> _MATERIALS PROVIDED_
###

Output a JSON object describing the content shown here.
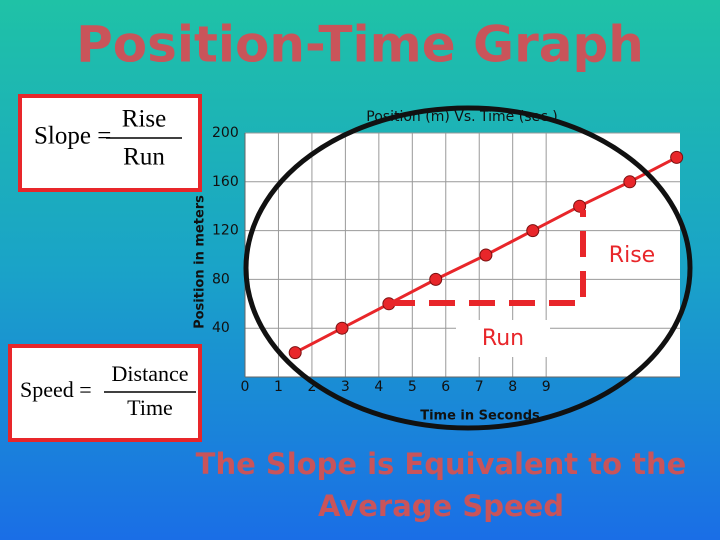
{
  "slide": {
    "title": "Position-Time Graph",
    "slope_formula": {
      "lhs": "Slope =",
      "numerator": "Rise",
      "denominator": "Run"
    },
    "speed_formula": {
      "lhs": "Speed =",
      "numerator": "Distance",
      "denominator": "Time"
    },
    "rise_label": "Rise",
    "run_label": "Run",
    "caption": [
      "The Slope is Equivalent to the",
      "Average Speed"
    ]
  },
  "chart_data": {
    "type": "line",
    "title": "Position (m) Vs. Time (sec.)",
    "xlabel": "Time in Seconds",
    "ylabel": "Position in meters",
    "x": [
      1.5,
      2.9,
      4.3,
      5.7,
      7.2,
      8.6,
      10.0,
      11.5,
      12.9
    ],
    "series": [
      {
        "color": "#e8262a",
        "values": [
          20,
          40,
          60,
          80,
          100,
          120,
          140,
          160,
          180
        ]
      }
    ],
    "xlim": [
      0,
      13
    ],
    "xticks": [
      0,
      1,
      2,
      3,
      4,
      5,
      6,
      7,
      8,
      9
    ],
    "ylim": [
      0,
      200
    ],
    "yticks": [
      40,
      80,
      120,
      160,
      200
    ],
    "grid": true
  }
}
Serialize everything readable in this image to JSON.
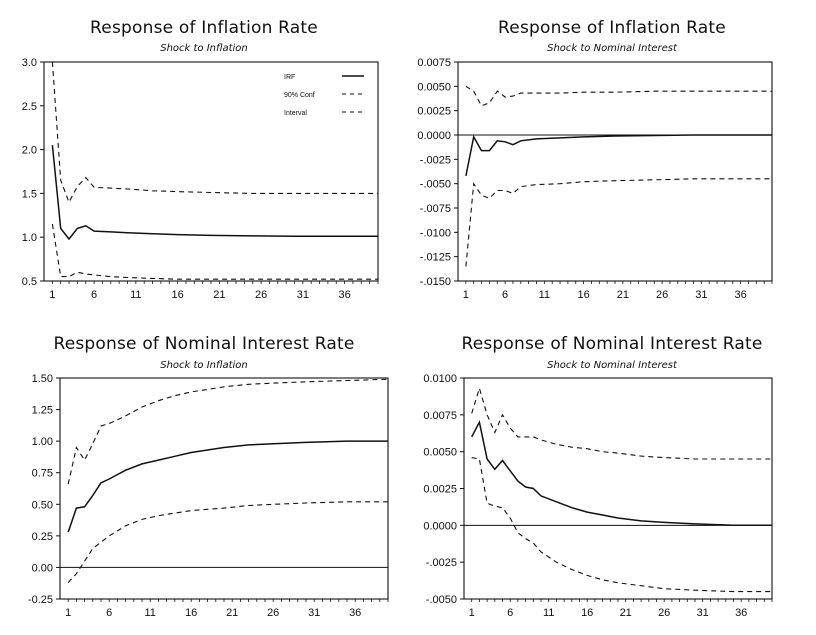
{
  "charts": [
    {
      "title": "Response of Inflation Rate",
      "subtitle": "Shock to Inflation",
      "chart_data": {
        "type": "line",
        "title": "Response of Inflation Rate",
        "subtitle": "Shock to Inflation",
        "x_range": [
          0,
          40
        ],
        "ylim": [
          0.5,
          3.0
        ],
        "yticks": [
          0.5,
          1.0,
          1.5,
          2.0,
          2.5,
          3.0
        ],
        "ytick_labels": [
          "0.5",
          "1.0",
          "1.5",
          "2.0",
          "2.5",
          "3.0"
        ],
        "xticks": [
          1,
          6,
          11,
          16,
          21,
          26,
          31,
          36
        ],
        "xtick_labels": [
          "1",
          "6",
          "11",
          "16",
          "21",
          "26",
          "31",
          "36"
        ],
        "zero_line": false,
        "legend": {
          "placement": "top-right",
          "entries": [
            "IRF",
            "90% Conf",
            "Interval"
          ]
        },
        "series": [
          {
            "name": "IRF",
            "style": "solid",
            "x": [
              1,
              2,
              3,
              4,
              5,
              6,
              8,
              10,
              13,
              16,
              20,
              25,
              30,
              35,
              40
            ],
            "values": [
              2.05,
              1.1,
              0.98,
              1.1,
              1.13,
              1.07,
              1.06,
              1.05,
              1.04,
              1.03,
              1.02,
              1.015,
              1.01,
              1.01,
              1.01
            ]
          },
          {
            "style": "dashed",
            "x": [
              1,
              2,
              3,
              4,
              5,
              6,
              8,
              10,
              13,
              16,
              20,
              25,
              30,
              35,
              40
            ],
            "values": [
              3.0,
              1.65,
              1.4,
              1.58,
              1.68,
              1.57,
              1.56,
              1.55,
              1.53,
              1.52,
              1.51,
              1.5,
              1.5,
              1.5,
              1.5
            ]
          },
          {
            "style": "dashed",
            "x": [
              1,
              2,
              3,
              4,
              5,
              6,
              8,
              10,
              13,
              16,
              20,
              25,
              30,
              35,
              40
            ],
            "values": [
              1.15,
              0.55,
              0.55,
              0.6,
              0.58,
              0.57,
              0.55,
              0.54,
              0.53,
              0.52,
              0.52,
              0.52,
              0.52,
              0.52,
              0.52
            ]
          }
        ]
      }
    },
    {
      "title": "Response of Inflation Rate",
      "subtitle": "Shock to Nominal Interest",
      "chart_data": {
        "type": "line",
        "title": "Response of Inflation Rate",
        "subtitle": "Shock to Nominal Interest",
        "x_range": [
          0,
          40
        ],
        "ylim": [
          -0.015,
          0.0075
        ],
        "yticks": [
          -0.015,
          -0.0125,
          -0.01,
          -0.0075,
          -0.005,
          -0.0025,
          0.0,
          0.0025,
          0.005,
          0.0075
        ],
        "ytick_labels": [
          "-.0150",
          "-.0125",
          "-.0100",
          "-.0075",
          "-.0050",
          "-.0025",
          "0.0000",
          "0.0025",
          "0.0050",
          "0.0075"
        ],
        "xticks": [
          1,
          6,
          11,
          16,
          21,
          26,
          31,
          36
        ],
        "xtick_labels": [
          "1",
          "6",
          "11",
          "16",
          "21",
          "26",
          "31",
          "36"
        ],
        "zero_line": true,
        "series": [
          {
            "style": "solid",
            "x": [
              1,
              2,
              3,
              4,
              5,
              6,
              7,
              8,
              10,
              13,
              16,
              20,
              25,
              30,
              35,
              40
            ],
            "values": [
              -0.0042,
              -0.0002,
              -0.0016,
              -0.0016,
              -0.0006,
              -0.0007,
              -0.001,
              -0.0006,
              -0.0004,
              -0.0003,
              -0.0002,
              -0.0001,
              -5e-05,
              0.0,
              0.0,
              0.0
            ]
          },
          {
            "style": "dashed",
            "x": [
              1,
              2,
              3,
              4,
              5,
              6,
              7,
              8,
              10,
              13,
              16,
              20,
              25,
              30,
              35,
              40
            ],
            "values": [
              0.005,
              0.0045,
              0.003,
              0.0033,
              0.0045,
              0.0039,
              0.004,
              0.0043,
              0.0043,
              0.0043,
              0.0044,
              0.0044,
              0.0045,
              0.0045,
              0.0045,
              0.0045
            ]
          },
          {
            "style": "dashed",
            "x": [
              1,
              2,
              3,
              4,
              5,
              6,
              7,
              8,
              10,
              13,
              16,
              20,
              25,
              30,
              35,
              40
            ],
            "values": [
              -0.0135,
              -0.005,
              -0.0062,
              -0.0065,
              -0.0057,
              -0.0057,
              -0.006,
              -0.0053,
              -0.0051,
              -0.005,
              -0.0048,
              -0.0047,
              -0.0046,
              -0.0045,
              -0.0045,
              -0.0045
            ]
          }
        ]
      }
    },
    {
      "title": "Response of Nominal Interest Rate",
      "subtitle": "Shock to Inflation",
      "chart_data": {
        "type": "line",
        "title": "Response of Nominal Interest Rate",
        "subtitle": "Shock to Inflation",
        "x_range": [
          0,
          40
        ],
        "ylim": [
          -0.25,
          1.5
        ],
        "yticks": [
          -0.25,
          0.0,
          0.25,
          0.5,
          0.75,
          1.0,
          1.25,
          1.5
        ],
        "ytick_labels": [
          "-0.25",
          "0.00",
          "0.25",
          "0.50",
          "0.75",
          "1.00",
          "1.25",
          "1.50"
        ],
        "xticks": [
          1,
          6,
          11,
          16,
          21,
          26,
          31,
          36
        ],
        "xtick_labels": [
          "1",
          "6",
          "11",
          "16",
          "21",
          "26",
          "31",
          "36"
        ],
        "zero_line": true,
        "series": [
          {
            "style": "solid",
            "x": [
              1,
              2,
              3,
              4,
              5,
              6,
              8,
              10,
              12,
              14,
              16,
              18,
              20,
              23,
              26,
              30,
              35,
              40
            ],
            "values": [
              0.28,
              0.47,
              0.48,
              0.57,
              0.67,
              0.7,
              0.77,
              0.82,
              0.85,
              0.88,
              0.91,
              0.93,
              0.95,
              0.97,
              0.98,
              0.99,
              1.0,
              1.0
            ]
          },
          {
            "style": "dashed",
            "x": [
              1,
              2,
              3,
              4,
              5,
              6,
              8,
              10,
              12,
              14,
              16,
              18,
              20,
              23,
              26,
              30,
              35,
              40
            ],
            "values": [
              0.66,
              0.95,
              0.85,
              0.98,
              1.12,
              1.14,
              1.2,
              1.27,
              1.32,
              1.36,
              1.39,
              1.41,
              1.43,
              1.45,
              1.46,
              1.47,
              1.48,
              1.49
            ]
          },
          {
            "style": "dashed",
            "x": [
              1,
              2,
              3,
              4,
              5,
              6,
              8,
              10,
              12,
              14,
              16,
              18,
              20,
              23,
              26,
              30,
              35,
              40
            ],
            "values": [
              -0.12,
              -0.05,
              0.05,
              0.15,
              0.2,
              0.25,
              0.33,
              0.38,
              0.41,
              0.43,
              0.45,
              0.46,
              0.47,
              0.49,
              0.5,
              0.51,
              0.52,
              0.52
            ]
          }
        ]
      }
    },
    {
      "title": "Response of Nominal Interest Rate",
      "subtitle": "Shock to Nominal Interest",
      "chart_data": {
        "type": "line",
        "title": "Response of Nominal Interest Rate",
        "subtitle": "Shock to Nominal Interest",
        "x_range": [
          0,
          40
        ],
        "ylim": [
          -0.005,
          0.01
        ],
        "yticks": [
          -0.005,
          -0.0025,
          0.0,
          0.0025,
          0.005,
          0.0075,
          0.01
        ],
        "ytick_labels": [
          "-.0050",
          "-.0025",
          "0.0000",
          "0.0025",
          "0.0050",
          "0.0075",
          "0.0100"
        ],
        "xticks": [
          1,
          6,
          11,
          16,
          21,
          26,
          31,
          36
        ],
        "xtick_labels": [
          "1",
          "6",
          "11",
          "16",
          "21",
          "26",
          "31",
          "36"
        ],
        "zero_line": true,
        "series": [
          {
            "style": "solid",
            "x": [
              1,
              2,
              3,
              4,
              5,
              6,
              7,
              8,
              9,
              10,
              12,
              14,
              16,
              18,
              20,
              23,
              26,
              30,
              35,
              40
            ],
            "values": [
              0.006,
              0.007,
              0.0045,
              0.0038,
              0.0044,
              0.0037,
              0.003,
              0.0026,
              0.0025,
              0.002,
              0.0016,
              0.0012,
              0.0009,
              0.0007,
              0.0005,
              0.0003,
              0.0002,
              0.0001,
              0.0,
              0.0
            ]
          },
          {
            "style": "dashed",
            "x": [
              1,
              2,
              3,
              4,
              5,
              6,
              7,
              8,
              9,
              10,
              12,
              14,
              16,
              18,
              20,
              23,
              26,
              30,
              35,
              40
            ],
            "values": [
              0.0076,
              0.0093,
              0.0075,
              0.0063,
              0.0075,
              0.0066,
              0.006,
              0.006,
              0.006,
              0.0058,
              0.0055,
              0.0053,
              0.0052,
              0.005,
              0.0049,
              0.0047,
              0.0046,
              0.0045,
              0.0045,
              0.0045
            ]
          },
          {
            "style": "dashed",
            "x": [
              1,
              2,
              3,
              4,
              5,
              6,
              7,
              8,
              9,
              10,
              12,
              14,
              16,
              18,
              20,
              23,
              26,
              30,
              35,
              40
            ],
            "values": [
              0.0046,
              0.0045,
              0.0015,
              0.0013,
              0.0012,
              0.0005,
              -0.0005,
              -0.0009,
              -0.0012,
              -0.0018,
              -0.0025,
              -0.003,
              -0.0034,
              -0.0037,
              -0.0039,
              -0.0041,
              -0.0043,
              -0.0044,
              -0.0045,
              -0.0045
            ]
          }
        ]
      }
    }
  ]
}
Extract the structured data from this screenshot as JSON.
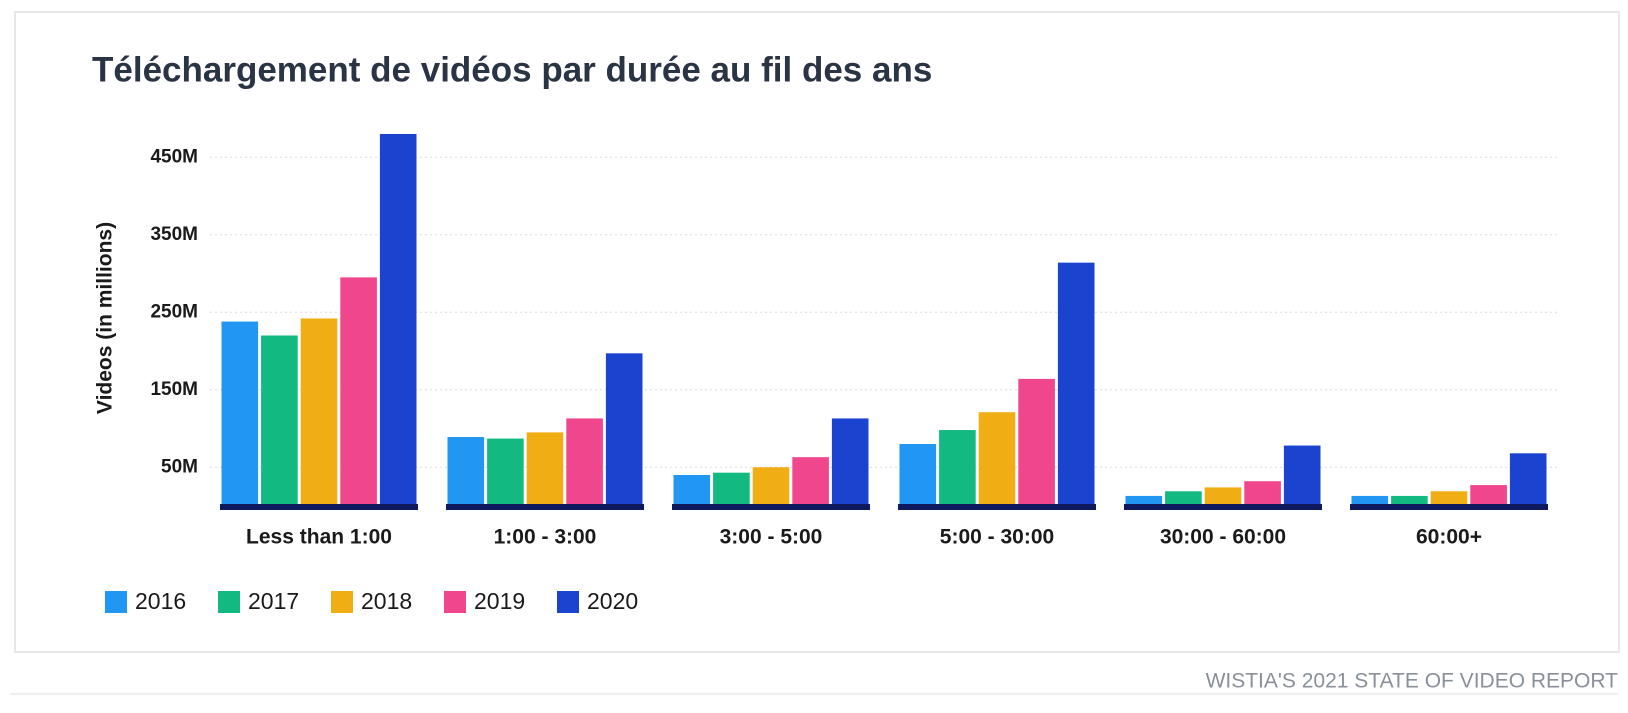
{
  "chart_data": {
    "type": "bar",
    "title": "Téléchargement de vidéos par durée au fil des ans",
    "y_label": "Videos (in millions)",
    "source": "WISTIA'S 2021 STATE OF VIDEO REPORT",
    "categories": [
      "Less than 1:00",
      "1:00 - 3:00",
      "3:00 - 5:00",
      "5:00 - 30:00",
      "30:00 - 60:00",
      "60:00+"
    ],
    "series": [
      {
        "name": "2016",
        "color": "#2196f3",
        "values": [
          238,
          89,
          40,
          80,
          13,
          13
        ]
      },
      {
        "name": "2017",
        "color": "#12b981",
        "values": [
          220,
          87,
          43,
          98,
          19,
          13
        ]
      },
      {
        "name": "2018",
        "color": "#f0ad14",
        "values": [
          242,
          95,
          50,
          121,
          24,
          19
        ]
      },
      {
        "name": "2019",
        "color": "#f0468e",
        "values": [
          295,
          113,
          63,
          164,
          32,
          27
        ]
      },
      {
        "name": "2020",
        "color": "#1a44d0",
        "values": [
          480,
          197,
          113,
          314,
          78,
          68
        ]
      }
    ],
    "ylim": [
      0,
      480
    ],
    "yticks": [
      {
        "value": 50,
        "label": "50M"
      },
      {
        "value": 150,
        "label": "150M"
      },
      {
        "value": 250,
        "label": "250M"
      },
      {
        "value": 350,
        "label": "350M"
      },
      {
        "value": 450,
        "label": "450M"
      }
    ],
    "grid": true,
    "legend": "bottom-left"
  }
}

###

> _TASK GOAL_
Scan the records above for the string "this", then report every line that contains it.

> _IN RESPONSE_
Serialize everything readable in this image to JSON.
Extract the structured data from this screenshot as JSON.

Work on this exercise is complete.